## Exercise:
Tally the lines that contain "from" and report the total alone.

## Material:
>>>

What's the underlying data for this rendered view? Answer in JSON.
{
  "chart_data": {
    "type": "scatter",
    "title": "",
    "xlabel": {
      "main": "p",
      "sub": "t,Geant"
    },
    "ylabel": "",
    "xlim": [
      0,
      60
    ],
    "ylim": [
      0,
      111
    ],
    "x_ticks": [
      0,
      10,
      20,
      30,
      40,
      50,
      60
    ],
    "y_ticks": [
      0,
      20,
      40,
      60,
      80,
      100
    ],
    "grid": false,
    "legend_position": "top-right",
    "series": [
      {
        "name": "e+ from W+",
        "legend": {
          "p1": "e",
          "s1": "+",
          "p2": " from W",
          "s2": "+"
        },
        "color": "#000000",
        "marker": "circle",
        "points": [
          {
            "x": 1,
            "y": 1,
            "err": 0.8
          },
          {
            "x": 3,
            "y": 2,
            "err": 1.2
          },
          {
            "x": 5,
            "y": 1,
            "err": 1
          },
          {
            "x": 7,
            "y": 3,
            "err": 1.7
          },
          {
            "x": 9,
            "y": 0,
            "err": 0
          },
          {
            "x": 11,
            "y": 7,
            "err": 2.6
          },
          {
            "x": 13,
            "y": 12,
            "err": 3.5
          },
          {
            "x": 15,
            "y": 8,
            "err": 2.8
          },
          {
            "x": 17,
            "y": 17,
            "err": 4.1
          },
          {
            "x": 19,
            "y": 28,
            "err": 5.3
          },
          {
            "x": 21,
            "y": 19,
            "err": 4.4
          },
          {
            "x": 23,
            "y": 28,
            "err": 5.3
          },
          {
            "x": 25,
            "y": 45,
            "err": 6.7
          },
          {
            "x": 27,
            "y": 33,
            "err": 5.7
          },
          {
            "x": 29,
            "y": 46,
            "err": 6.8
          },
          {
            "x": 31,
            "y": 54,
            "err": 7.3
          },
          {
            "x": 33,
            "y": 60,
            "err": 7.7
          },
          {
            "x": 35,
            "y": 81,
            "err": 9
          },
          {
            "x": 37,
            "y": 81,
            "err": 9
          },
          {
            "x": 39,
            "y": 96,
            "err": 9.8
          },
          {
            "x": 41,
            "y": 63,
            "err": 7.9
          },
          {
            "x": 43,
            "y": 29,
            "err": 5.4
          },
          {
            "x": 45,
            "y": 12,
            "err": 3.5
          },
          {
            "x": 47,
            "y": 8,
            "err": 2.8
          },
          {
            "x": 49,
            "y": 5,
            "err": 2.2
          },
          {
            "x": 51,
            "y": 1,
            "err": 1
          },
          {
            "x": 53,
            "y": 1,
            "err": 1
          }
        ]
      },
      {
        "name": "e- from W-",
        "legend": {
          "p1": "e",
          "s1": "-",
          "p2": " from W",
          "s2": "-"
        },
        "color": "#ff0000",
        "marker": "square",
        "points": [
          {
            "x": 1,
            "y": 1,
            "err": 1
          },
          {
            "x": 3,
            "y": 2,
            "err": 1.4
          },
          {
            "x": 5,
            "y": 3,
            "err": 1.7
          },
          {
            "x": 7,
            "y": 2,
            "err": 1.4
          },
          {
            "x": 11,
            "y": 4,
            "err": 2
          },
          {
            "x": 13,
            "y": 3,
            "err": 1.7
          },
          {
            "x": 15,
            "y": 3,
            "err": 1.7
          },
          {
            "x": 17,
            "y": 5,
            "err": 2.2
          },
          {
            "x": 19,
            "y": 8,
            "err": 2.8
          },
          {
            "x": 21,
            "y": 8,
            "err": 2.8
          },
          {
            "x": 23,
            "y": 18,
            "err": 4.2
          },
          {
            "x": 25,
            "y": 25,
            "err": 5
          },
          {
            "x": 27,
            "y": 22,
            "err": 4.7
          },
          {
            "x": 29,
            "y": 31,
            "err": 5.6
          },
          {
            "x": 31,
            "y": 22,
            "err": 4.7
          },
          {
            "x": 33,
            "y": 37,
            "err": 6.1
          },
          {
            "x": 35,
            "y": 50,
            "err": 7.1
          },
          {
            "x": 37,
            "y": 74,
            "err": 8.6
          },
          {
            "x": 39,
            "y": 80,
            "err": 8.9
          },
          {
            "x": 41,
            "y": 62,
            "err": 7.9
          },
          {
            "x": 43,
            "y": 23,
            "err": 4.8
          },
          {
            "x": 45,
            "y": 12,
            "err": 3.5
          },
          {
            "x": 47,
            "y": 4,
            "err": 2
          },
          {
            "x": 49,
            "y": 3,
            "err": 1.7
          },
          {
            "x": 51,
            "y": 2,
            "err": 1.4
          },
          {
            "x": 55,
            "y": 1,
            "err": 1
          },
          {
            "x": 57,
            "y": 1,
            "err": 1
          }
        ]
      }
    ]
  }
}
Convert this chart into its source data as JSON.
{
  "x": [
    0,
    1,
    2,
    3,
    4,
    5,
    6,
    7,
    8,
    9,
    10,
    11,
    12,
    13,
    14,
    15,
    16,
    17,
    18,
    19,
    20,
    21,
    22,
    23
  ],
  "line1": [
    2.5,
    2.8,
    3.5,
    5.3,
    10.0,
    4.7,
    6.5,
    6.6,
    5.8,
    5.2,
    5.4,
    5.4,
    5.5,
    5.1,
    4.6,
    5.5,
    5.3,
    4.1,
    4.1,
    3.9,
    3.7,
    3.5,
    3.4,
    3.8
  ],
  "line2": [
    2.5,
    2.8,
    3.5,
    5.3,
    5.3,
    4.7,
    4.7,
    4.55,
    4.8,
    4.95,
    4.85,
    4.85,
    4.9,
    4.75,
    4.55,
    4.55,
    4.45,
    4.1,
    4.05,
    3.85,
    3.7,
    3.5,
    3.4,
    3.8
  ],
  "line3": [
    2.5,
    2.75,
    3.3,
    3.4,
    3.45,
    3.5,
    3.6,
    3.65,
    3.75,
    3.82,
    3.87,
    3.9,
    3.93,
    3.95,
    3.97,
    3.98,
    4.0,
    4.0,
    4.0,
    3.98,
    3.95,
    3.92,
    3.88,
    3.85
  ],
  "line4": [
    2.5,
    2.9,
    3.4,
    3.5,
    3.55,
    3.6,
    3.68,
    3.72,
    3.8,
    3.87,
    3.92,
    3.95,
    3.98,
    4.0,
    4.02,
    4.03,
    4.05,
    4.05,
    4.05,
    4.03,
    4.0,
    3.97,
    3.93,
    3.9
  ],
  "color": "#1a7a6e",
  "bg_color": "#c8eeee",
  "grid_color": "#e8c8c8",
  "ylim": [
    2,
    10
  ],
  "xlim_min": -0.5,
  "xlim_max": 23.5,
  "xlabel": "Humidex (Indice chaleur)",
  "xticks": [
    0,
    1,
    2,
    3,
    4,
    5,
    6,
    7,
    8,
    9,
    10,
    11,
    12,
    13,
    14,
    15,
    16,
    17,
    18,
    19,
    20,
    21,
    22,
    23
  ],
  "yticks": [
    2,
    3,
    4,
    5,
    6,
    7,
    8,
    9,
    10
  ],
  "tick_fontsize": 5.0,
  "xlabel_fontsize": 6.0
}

<<<

## Answer in full:
4